(Figure data in JSON)

>>>>

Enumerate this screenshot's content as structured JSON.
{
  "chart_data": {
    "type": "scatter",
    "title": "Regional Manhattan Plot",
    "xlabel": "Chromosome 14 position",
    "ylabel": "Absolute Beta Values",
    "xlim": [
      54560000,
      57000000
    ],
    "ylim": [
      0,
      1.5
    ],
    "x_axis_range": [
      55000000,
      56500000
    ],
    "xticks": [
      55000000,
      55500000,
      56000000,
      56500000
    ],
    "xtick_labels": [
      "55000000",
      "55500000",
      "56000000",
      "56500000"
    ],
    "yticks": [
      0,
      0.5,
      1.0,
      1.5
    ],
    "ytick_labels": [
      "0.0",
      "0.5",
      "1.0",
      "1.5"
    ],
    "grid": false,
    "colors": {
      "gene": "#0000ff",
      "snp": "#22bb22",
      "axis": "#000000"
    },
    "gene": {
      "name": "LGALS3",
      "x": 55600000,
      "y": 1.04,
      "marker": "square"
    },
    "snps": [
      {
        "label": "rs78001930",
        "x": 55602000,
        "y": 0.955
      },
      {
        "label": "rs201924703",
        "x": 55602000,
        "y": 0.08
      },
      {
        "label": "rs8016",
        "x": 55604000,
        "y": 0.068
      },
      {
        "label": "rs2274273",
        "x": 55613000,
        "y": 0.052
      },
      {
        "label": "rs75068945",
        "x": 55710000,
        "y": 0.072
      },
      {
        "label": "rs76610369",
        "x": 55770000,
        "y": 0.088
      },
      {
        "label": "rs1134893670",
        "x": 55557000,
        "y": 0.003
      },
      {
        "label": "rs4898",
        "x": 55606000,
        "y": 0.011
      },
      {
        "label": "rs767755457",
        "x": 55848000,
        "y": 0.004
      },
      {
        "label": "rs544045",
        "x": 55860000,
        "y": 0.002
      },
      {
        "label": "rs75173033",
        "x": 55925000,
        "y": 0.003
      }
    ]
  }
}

<<<<

(Goal of the exercise): Copy out all of the records shown above exactly.

(The output):
Enumerate this screenshot's content as structured JSON.
{
  "chart_data": {
    "type": "scatter",
    "title": "Regional Manhattan Plot",
    "xlabel": "Chromosome 14 position",
    "ylabel": "Absolute Beta Values",
    "xlim": [
      54560000,
      57000000
    ],
    "ylim": [
      0,
      1.5
    ],
    "x_axis_range": [
      55000000,
      56500000
    ],
    "xticks": [
      55000000,
      55500000,
      56000000,
      56500000
    ],
    "xtick_labels": [
      "55000000",
      "55500000",
      "56000000",
      "56500000"
    ],
    "yticks": [
      0,
      0.5,
      1.0,
      1.5
    ],
    "ytick_labels": [
      "0.0",
      "0.5",
      "1.0",
      "1.5"
    ],
    "grid": false,
    "colors": {
      "gene": "#0000ff",
      "snp": "#22bb22",
      "axis": "#000000"
    },
    "gene": {
      "name": "LGALS3",
      "x": 55600000,
      "y": 1.04,
      "marker": "square"
    },
    "snps": [
      {
        "label": "rs78001930",
        "x": 55602000,
        "y": 0.955
      },
      {
        "label": "rs201924703",
        "x": 55602000,
        "y": 0.08
      },
      {
        "label": "rs8016",
        "x": 55604000,
        "y": 0.068
      },
      {
        "label": "rs2274273",
        "x": 55613000,
        "y": 0.052
      },
      {
        "label": "rs75068945",
        "x": 55710000,
        "y": 0.072
      },
      {
        "label": "rs76610369",
        "x": 55770000,
        "y": 0.088
      },
      {
        "label": "rs1134893670",
        "x": 55557000,
        "y": 0.003
      },
      {
        "label": "rs4898",
        "x": 55606000,
        "y": 0.011
      },
      {
        "label": "rs767755457",
        "x": 55848000,
        "y": 0.004
      },
      {
        "label": "rs544045",
        "x": 55860000,
        "y": 0.002
      },
      {
        "label": "rs75173033",
        "x": 55925000,
        "y": 0.003
      }
    ]
  }
}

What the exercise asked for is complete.